ИСХОДНЫЙ ТЕКСТ ::
◇ ◇ ◇ ◇

Игроки и игралища (сборник) - страница 2
Мандельштам был более петербургский человек, в том числе и по причине своего инородчества и разночинства, но ему здесь было тесно. «Зинаидиному жиденку», чья бабушка знала по-русски одно-единственное слово – «кушайте», суждено было стать поэтом всероссийским, и судьба заботливо устраивала ему экскурсии сперва по всей европейской части страны – от Крыма до Камы, а потом провезла по этапу через всю державу по диагонали и уморила не где-нибудь, а, для симметрии, на крайнем юго-востоке, у корейской границы (где, между прочим, некогда командовал паровозным пароходом[2] амнистированный народоволец Иван Павлович Ювачев). Ну а про малоросса Нарбута и говорить нечего. В отличие от своего земляка Гоголя он отрекся от глуховских упырей и вареников не ради обветшалых канцелярских гофманиад, а ради бабичевской социалистической индустрии.

◇ ◇ ◇ ◇

СТРОКИ ДАННЫХ ::
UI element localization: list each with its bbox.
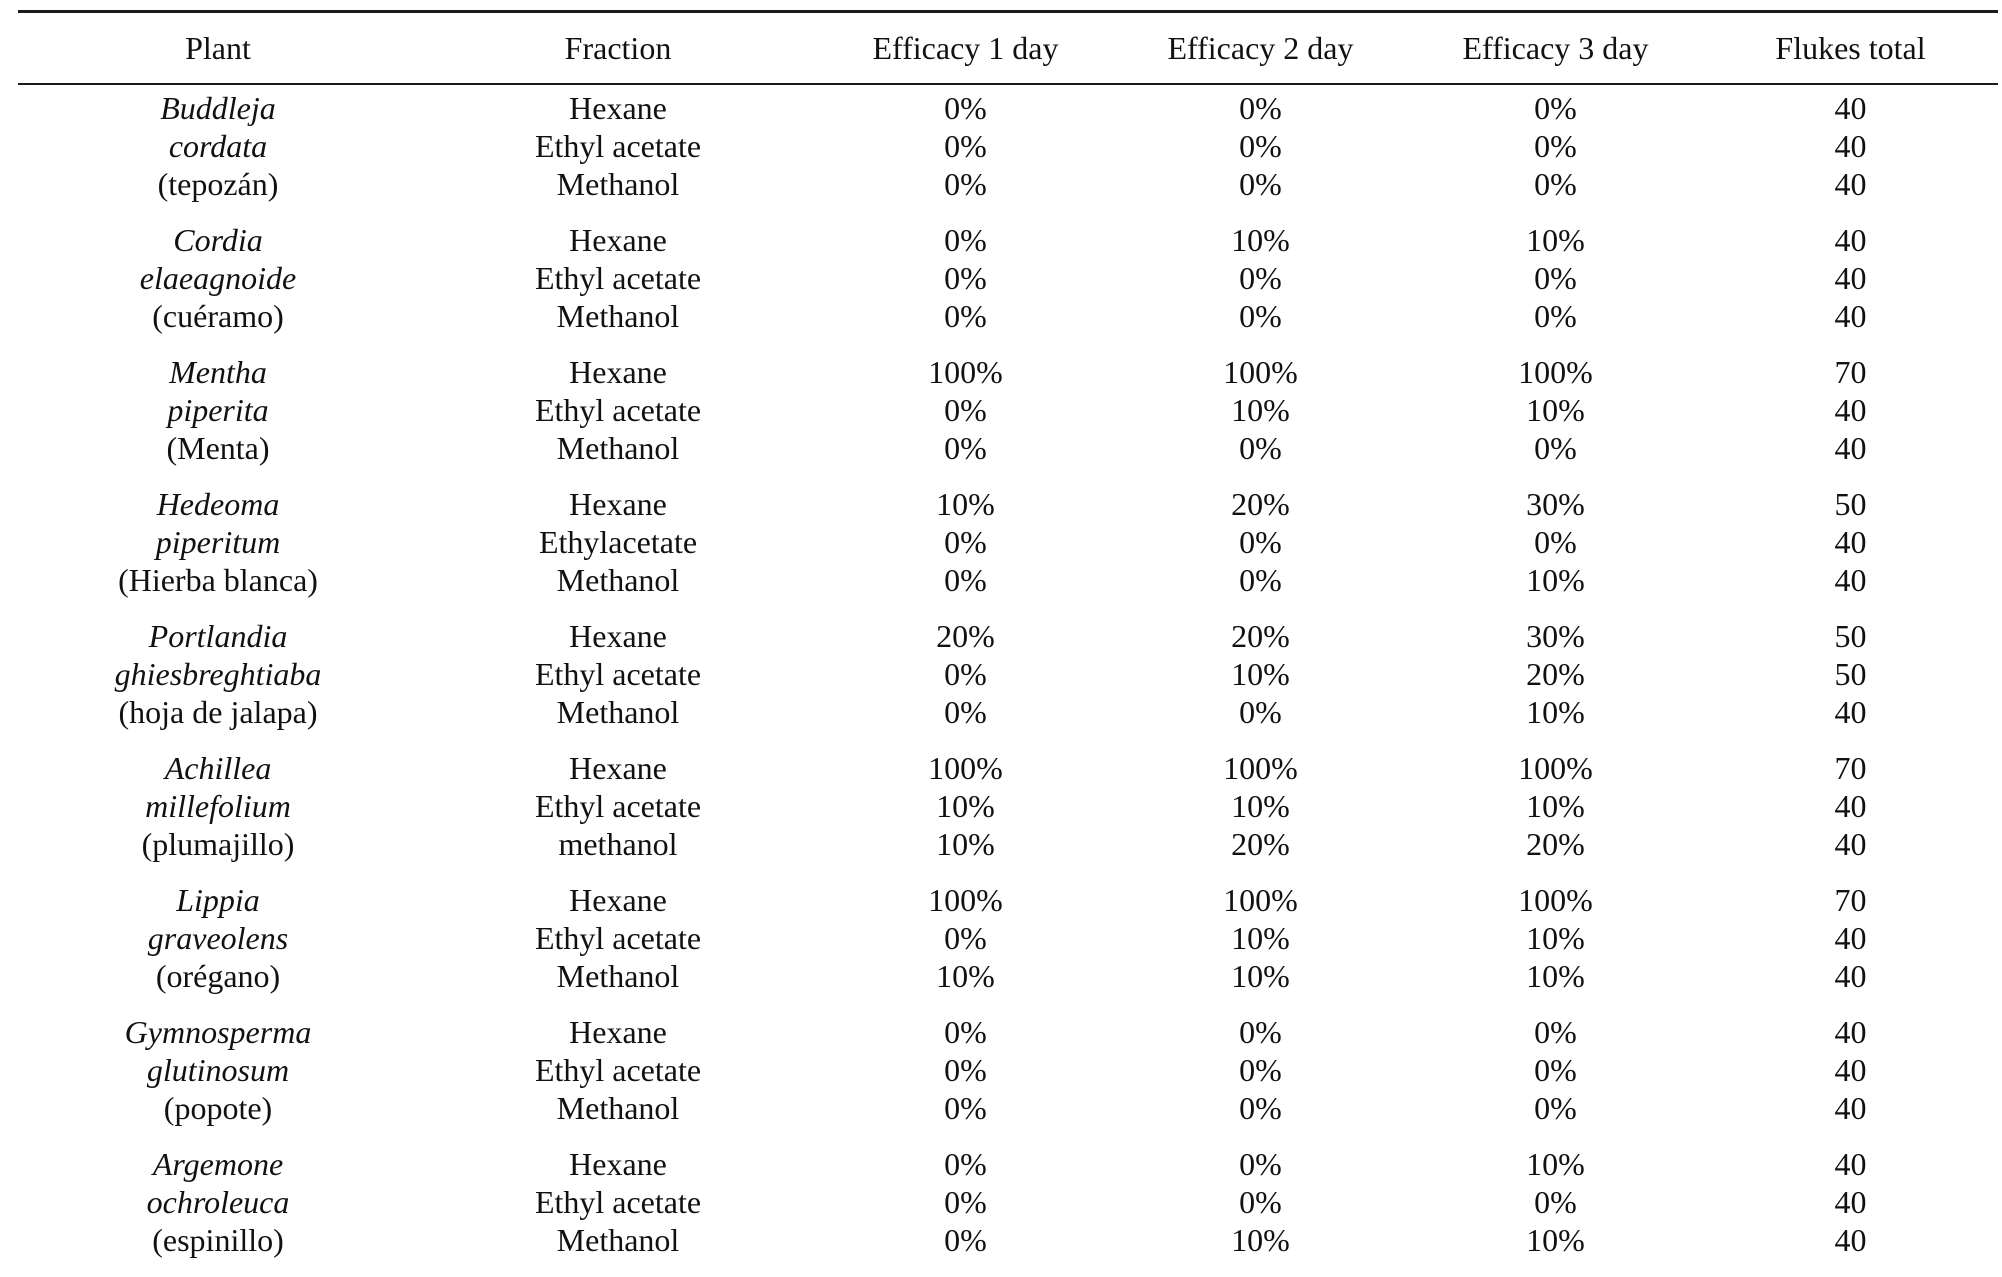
- efficacy-2-day-cell: 20%: [1231, 486, 1290, 522]
- efficacy-1-day-cell: 10%: [936, 486, 995, 522]
- efficacy-2-day-cell: 10%: [1231, 1222, 1290, 1258]
- efficacy-2-day-cell: 0%: [1239, 1184, 1282, 1220]
- efficacy-1-day-cell: 10%: [936, 788, 995, 824]
- efficacy-2-day-cell: 0%: [1239, 1014, 1282, 1050]
- efficacy-2-day-cell: 100%: [1223, 882, 1298, 918]
- flukes-total-column: [1703, 221, 1998, 335]
- efficacy-1-day-cell: 0%: [944, 298, 987, 334]
- plant-genus: Hedeoma: [156, 486, 280, 522]
- plant-genus: Achillea: [164, 750, 272, 786]
- efficacy-1-day-column: [818, 89, 1113, 203]
- fraction-cell: Hexane: [569, 90, 667, 126]
- efficacy-2-day-cell: 0%: [1239, 694, 1282, 730]
- flukes-total-column: [1703, 1145, 1998, 1259]
- efficacy-3-day-column: [1408, 749, 1703, 863]
- plant-genus: Buddleja: [160, 90, 276, 126]
- header-fraction: Fraction: [564, 29, 672, 66]
- efficacy-1-day-cell: 100%: [928, 750, 1003, 786]
- fraction-cell: Hexane: [569, 1014, 667, 1050]
- flukes-total-cell: 40: [1834, 562, 1867, 598]
- plant-genus: Lippia: [176, 882, 260, 918]
- efficacy-2-day-column: [1113, 1145, 1408, 1259]
- efficacy-1-day-cell: 100%: [928, 354, 1003, 390]
- efficacy-2-day-column: [1113, 221, 1408, 335]
- fraction-cell: Hexane: [569, 618, 667, 654]
- plant-name-cell: [18, 1013, 418, 1127]
- efficacy-3-day-cell: 0%: [1534, 524, 1577, 560]
- plant-name-cell: [18, 617, 418, 731]
- efficacy-1-day-cell: 0%: [944, 1184, 987, 1220]
- efficacy-3-day-cell: 0%: [1534, 1014, 1577, 1050]
- plant-group: [18, 1013, 1998, 1127]
- efficacy-2-day-cell: 0%: [1239, 260, 1282, 296]
- efficacy-3-day-cell: 0%: [1534, 260, 1577, 296]
- efficacy-3-day-column: [1408, 485, 1703, 599]
- plant-species: millefolium: [145, 788, 291, 824]
- fraction-column: [418, 485, 818, 599]
- plant-common-name: (espinillo): [152, 1222, 284, 1258]
- fraction-cell: methanol: [558, 826, 678, 862]
- efficacy-1-day-cell: 0%: [944, 656, 987, 692]
- plant-common-name: (Hierba blanca): [118, 562, 318, 598]
- efficacy-3-day-cell: 10%: [1526, 222, 1585, 258]
- efficacy-2-day-cell: 20%: [1231, 618, 1290, 654]
- efficacy-1-day-column: [818, 749, 1113, 863]
- plant-species: ghiesbreghtiaba: [114, 656, 322, 692]
- fraction-cell: Methanol: [556, 1090, 680, 1126]
- efficacy-1-day-cell: 100%: [928, 882, 1003, 918]
- plant-name-cell: [18, 221, 418, 335]
- efficacy-2-day-cell: 10%: [1231, 788, 1290, 824]
- efficacy-3-day-cell: 0%: [1534, 90, 1577, 126]
- efficacy-2-day-cell: 0%: [1239, 1052, 1282, 1088]
- fraction-cell: Methanol: [556, 958, 680, 994]
- flukes-total-cell: 40: [1834, 524, 1867, 560]
- efficacy-1-day-cell: 0%: [944, 128, 987, 164]
- fraction-cell: Methanol: [556, 430, 680, 466]
- efficacy-2-day-column: [1113, 353, 1408, 467]
- efficacy-1-day-cell: 0%: [944, 1222, 987, 1258]
- flukes-total-cell: 40: [1834, 222, 1867, 258]
- efficacy-3-day-cell: 10%: [1526, 1146, 1585, 1182]
- plant-genus: Mentha: [169, 354, 267, 390]
- efficacy-2-day-cell: 100%: [1223, 354, 1298, 390]
- plant-species: piperita: [167, 392, 269, 428]
- efficacy-3-day-cell: 0%: [1534, 1090, 1577, 1126]
- flukes-total-cell: 70: [1834, 750, 1867, 786]
- efficacy-2-day-cell: 10%: [1231, 920, 1290, 956]
- plant-name-cell: [18, 485, 418, 599]
- plant-group: [18, 1145, 1998, 1259]
- fraction-column: [418, 89, 818, 203]
- flukes-total-cell: 40: [1834, 430, 1867, 466]
- fraction-cell: Methanol: [556, 694, 680, 730]
- fraction-cell: Hexane: [569, 1146, 667, 1182]
- flukes-total-cell: 40: [1834, 128, 1867, 164]
- efficacy-3-day-cell: 10%: [1526, 562, 1585, 598]
- efficacy-1-day-cell: 0%: [944, 166, 987, 202]
- flukes-total-cell: 40: [1834, 1222, 1867, 1258]
- plant-species: graveolens: [147, 920, 289, 956]
- flukes-total-cell: 40: [1834, 958, 1867, 994]
- efficacy-1-day-cell: 0%: [944, 90, 987, 126]
- efficacy-3-day-cell: 10%: [1526, 694, 1585, 730]
- header-flukes-total: Flukes total: [1775, 29, 1926, 66]
- efficacy-2-day-cell: 100%: [1223, 750, 1298, 786]
- flukes-total-cell: 40: [1834, 1014, 1867, 1050]
- plant-name-cell: [18, 881, 418, 995]
- plant-common-name: (plumajillo): [141, 826, 295, 862]
- plant-common-name: (popote): [163, 1090, 273, 1126]
- fraction-cell: Ethyl acetate: [534, 392, 702, 428]
- fraction-cell: Hexane: [569, 486, 667, 522]
- efficacy-2-day-cell: 0%: [1239, 524, 1282, 560]
- efficacy-3-day-cell: 0%: [1534, 298, 1577, 334]
- efficacy-3-day-cell: 30%: [1526, 618, 1585, 654]
- header-efficacy-3-day: Efficacy 3 day: [1462, 29, 1649, 66]
- efficacy-3-day-column: [1408, 89, 1703, 203]
- efficacy-2-day-column: [1113, 1013, 1408, 1127]
- efficacy-1-day-column: [818, 881, 1113, 995]
- efficacy-1-day-cell: 0%: [944, 1146, 987, 1182]
- efficacy-1-day-column: [818, 1013, 1113, 1127]
- plant-genus: Portlandia: [148, 618, 288, 654]
- flukes-total-cell: 40: [1834, 392, 1867, 428]
- fraction-column: [418, 749, 818, 863]
- flukes-total-cell: 40: [1834, 694, 1867, 730]
- flukes-total-cell: 70: [1834, 354, 1867, 390]
- flukes-total-cell: 50: [1834, 618, 1867, 654]
- fraction-cell: Ethyl acetate: [534, 128, 702, 164]
- efficacy-1-day-column: [818, 1145, 1113, 1259]
- efficacy-2-day-cell: 10%: [1231, 392, 1290, 428]
- plant-common-name: (Menta): [166, 430, 270, 466]
- header-plant: Plant: [185, 29, 251, 66]
- fraction-cell: Methanol: [556, 298, 680, 334]
- fraction-cell: Methanol: [556, 166, 680, 202]
- plant-species: cordata: [168, 128, 268, 164]
- fraction-column: [418, 353, 818, 467]
- efficacy-3-day-column: [1408, 617, 1703, 731]
- plant-genus: Gymnosperma: [124, 1014, 312, 1050]
- efficacy-2-day-cell: 20%: [1231, 826, 1290, 862]
- efficacy-3-day-cell: 10%: [1526, 920, 1585, 956]
- flukes-total-cell: 40: [1834, 826, 1867, 862]
- efficacy-3-day-cell: 20%: [1526, 826, 1585, 862]
- efficacy-3-day-cell: 0%: [1534, 1184, 1577, 1220]
- flukes-total-cell: 40: [1834, 1090, 1867, 1126]
- fraction-column: [418, 881, 818, 995]
- efficacy-3-day-cell: 20%: [1526, 656, 1585, 692]
- efficacy-3-day-cell: 0%: [1534, 128, 1577, 164]
- fraction-column: [418, 221, 818, 335]
- efficacy-2-day-cell: 10%: [1231, 958, 1290, 994]
- efficacy-1-day-cell: 0%: [944, 260, 987, 296]
- plant-group: [18, 221, 1998, 335]
- fraction-column: [418, 1145, 818, 1259]
- efficacy-2-day-column: [1113, 89, 1408, 203]
- efficacy-3-day-cell: 30%: [1526, 486, 1585, 522]
- flukes-total-cell: 50: [1834, 656, 1867, 692]
- efficacy-1-day-cell: 0%: [944, 694, 987, 730]
- flukes-total-column: [1703, 881, 1998, 995]
- efficacy-2-day-cell: 0%: [1239, 90, 1282, 126]
- plant-common-name: (tepozán): [157, 166, 279, 202]
- flukes-total-cell: 40: [1834, 788, 1867, 824]
- header-efficacy-1-day: Efficacy 1 day: [872, 29, 1059, 66]
- efficacy-3-day-column: [1408, 221, 1703, 335]
- efficacy-2-day-cell: 0%: [1239, 430, 1282, 466]
- flukes-total-cell: 40: [1834, 90, 1867, 126]
- efficacy-2-day-cell: 0%: [1239, 562, 1282, 598]
- plant-species: elaeagnoide: [139, 260, 297, 296]
- plant-group: [18, 485, 1998, 599]
- plant-common-name: (cuéramo): [152, 298, 284, 334]
- efficacy-2-day-cell: 0%: [1239, 1090, 1282, 1126]
- efficacy-1-day-column: [818, 485, 1113, 599]
- efficacy-2-day-cell: 0%: [1239, 128, 1282, 164]
- plant-group: [18, 881, 1998, 995]
- fraction-cell: Methanol: [556, 562, 680, 598]
- plant-genus: Argemone: [152, 1146, 284, 1182]
- efficacy-1-day-cell: 0%: [944, 430, 987, 466]
- fraction-column: [418, 617, 818, 731]
- fraction-cell: Ethyl acetate: [534, 920, 702, 956]
- flukes-total-column: [1703, 89, 1998, 203]
- fraction-cell: Ethyl acetate: [534, 1052, 702, 1088]
- efficacy-3-day-cell: 10%: [1526, 1222, 1585, 1258]
- efficacy-2-day-cell: 0%: [1239, 298, 1282, 334]
- efficacy-3-day-cell: 100%: [1518, 354, 1593, 390]
- efficacy-3-day-cell: 10%: [1526, 788, 1585, 824]
- efficacy-1-day-cell: 10%: [936, 826, 995, 862]
- efficacy-1-day-cell: 0%: [944, 524, 987, 560]
- fraction-cell: Hexane: [569, 750, 667, 786]
- flukes-total-column: [1703, 617, 1998, 731]
- plant-name-cell: [18, 749, 418, 863]
- flukes-total-cell: 40: [1834, 1052, 1867, 1088]
- plant-group: [18, 749, 1998, 863]
- fraction-column: [418, 1013, 818, 1127]
- efficacy-3-day-column: [1408, 353, 1703, 467]
- fraction-cell: Hexane: [569, 222, 667, 258]
- efficacy-2-day-column: [1113, 617, 1408, 731]
- fraction-cell: Ethylacetate: [538, 524, 698, 560]
- plant-common-name: (hoja de jalapa): [118, 694, 318, 730]
- efficacy-1-day-cell: 0%: [944, 1090, 987, 1126]
- efficacy-1-day-cell: 0%: [944, 562, 987, 598]
- plant-group: [18, 89, 1998, 203]
- efficacy-1-day-cell: 20%: [936, 618, 995, 654]
- efficacy-3-day-cell: 0%: [1534, 1052, 1577, 1088]
- flukes-total-column: [1703, 353, 1998, 467]
- efficacy-3-day-column: [1408, 1013, 1703, 1127]
- efficacy-1-day-cell: 10%: [936, 958, 995, 994]
- plant-common-name: (orégano): [155, 958, 281, 994]
- efficacy-2-day-column: [1113, 749, 1408, 863]
- efficacy-2-day-cell: 0%: [1239, 1146, 1282, 1182]
- plant-group: [18, 617, 1998, 731]
- efficacy-2-day-column: [1113, 485, 1408, 599]
- efficacy-1-day-cell: 0%: [944, 920, 987, 956]
- efficacy-table: [18, 10, 1998, 1277]
- plant-name-cell: [18, 1145, 418, 1259]
- efficacy-2-day-cell: 10%: [1231, 656, 1290, 692]
- fraction-cell: Ethyl acetate: [534, 656, 702, 692]
- flukes-total-column: [1703, 1013, 1998, 1127]
- flukes-total-cell: 50: [1834, 486, 1867, 522]
- flukes-total-cell: 40: [1834, 166, 1867, 202]
- fraction-cell: Methanol: [556, 1222, 680, 1258]
- flukes-total-cell: 40: [1834, 260, 1867, 296]
- efficacy-3-day-column: [1408, 881, 1703, 995]
- efficacy-1-day-cell: 0%: [944, 1014, 987, 1050]
- flukes-total-cell: 40: [1834, 1184, 1867, 1220]
- efficacy-3-day-cell: 10%: [1526, 392, 1585, 428]
- efficacy-1-day-column: [818, 617, 1113, 731]
- plant-name-cell: [18, 353, 418, 467]
- table-body: [18, 85, 1998, 1259]
- flukes-total-cell: 70: [1834, 882, 1867, 918]
- plant-genus: Cordia: [173, 222, 263, 258]
- efficacy-1-day-column: [818, 221, 1113, 335]
- efficacy-1-day-column: [818, 353, 1113, 467]
- efficacy-2-day-cell: 10%: [1231, 222, 1290, 258]
- flukes-total-cell: 40: [1834, 920, 1867, 956]
- fraction-cell: Hexane: [569, 882, 667, 918]
- efficacy-1-day-cell: 0%: [944, 1052, 987, 1088]
- flukes-total-column: [1703, 485, 1998, 599]
- fraction-cell: Ethyl acetate: [534, 1184, 702, 1220]
- table-header: [18, 13, 1998, 83]
- plant-species: piperitum: [155, 524, 281, 560]
- efficacy-3-day-cell: 100%: [1518, 750, 1593, 786]
- efficacy-3-day-column: [1408, 1145, 1703, 1259]
- efficacy-3-day-cell: 0%: [1534, 166, 1577, 202]
- fraction-cell: Ethyl acetate: [534, 788, 702, 824]
- efficacy-1-day-cell: 0%: [944, 222, 987, 258]
- flukes-total-cell: 40: [1834, 298, 1867, 334]
- efficacy-3-day-cell: 100%: [1518, 882, 1593, 918]
- efficacy-3-day-cell: 0%: [1534, 430, 1577, 466]
- header-efficacy-2-day: Efficacy 2 day: [1167, 29, 1354, 66]
- efficacy-2-day-cell: 0%: [1239, 166, 1282, 202]
- efficacy-3-day-cell: 10%: [1526, 958, 1585, 994]
- plant-name-cell: [18, 89, 418, 203]
- plant-group: [18, 353, 1998, 467]
- fraction-cell: Ethyl acetate: [534, 260, 702, 296]
- flukes-total-column: [1703, 749, 1998, 863]
- fraction-cell: Hexane: [569, 354, 667, 390]
- efficacy-1-day-cell: 0%: [944, 392, 987, 428]
- efficacy-2-day-column: [1113, 881, 1408, 995]
- plant-species: glutinosum: [146, 1052, 290, 1088]
- plant-species: ochroleuca: [146, 1184, 290, 1220]
- flukes-total-cell: 40: [1834, 1146, 1867, 1182]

◇ ◇ ◇ ◇

РАБОЧИЕ ЗАДАНИЯ ::
**a.** Воспроизведите дословно фрагмент текста о Мандельштаме между «Игроки и игралища» и «бабичевской социалистической индустрии.» включительно.
**b.** Допишите продолжение текста о Мандельштаме, начиная сразу после его последнего предложения.
Записи здесь никакой роли не играют.

ОТВЕТЫ ::
**a.**
Игроки и игралища (сборник) - страница 2
Мандельштам был более петербургский человек, в том числе и по причине своего инородчества и разночинства, но ему здесь было тесно. «Зинаидиному жиденку», чья бабушка знала по-русски одно-единственное слово – «кушайте», суждено было стать поэтом всероссийским, и судьба заботливо устраивала ему экскурсии сперва по всей европейской части страны – от Крыма до Камы, а потом провезла по этапу через всю державу по диагонали и уморила не где-нибудь, а, для симметрии, на крайнем юго-востоке, у корейской границы (где, между прочим, некогда командовал паровозным пароходом[2] амнистированный народоволец Иван Павлович Ювачев). Ну а про малоросса Нарбута и говорить нечего. В отличие от своего земляка Гоголя он отрекся от глуховских упырей и вареников не ради обветшалых канцелярских гофманиад, а ради бабичевской социалистической индустрии.

**b.**
Блок – вот петербургский поэт, и его город включает, кстати, и цыганский надрыв, которого так сторонились чопорные социалистические акмеисты, выпускники пединститута имени Герцена. И никакой величавости… Петербург Блока – это и «Питер». Петербург (мелко-чиновный, студенческий, люмпен-интеллигентский, с твердым «ч» в слове «что», чахоткой и геморроем) вообще неотделим от Питера (фабрично-гапоновского, матросско-солдатского); по крайней мере, оба они пережили тот великосветский, пафосно-государственный Санкт-Петербург, который даже к началу XX века существовал уже в основном в курбатовских книгах. У Блока именно потому и нет почти, в отличие от Ахматовой, петербургских по тематике стихов: у него город сам собой говорит, и далеко не обязательно о себе. Чаще всего не о себе. Говорит, не контролируя свою речь.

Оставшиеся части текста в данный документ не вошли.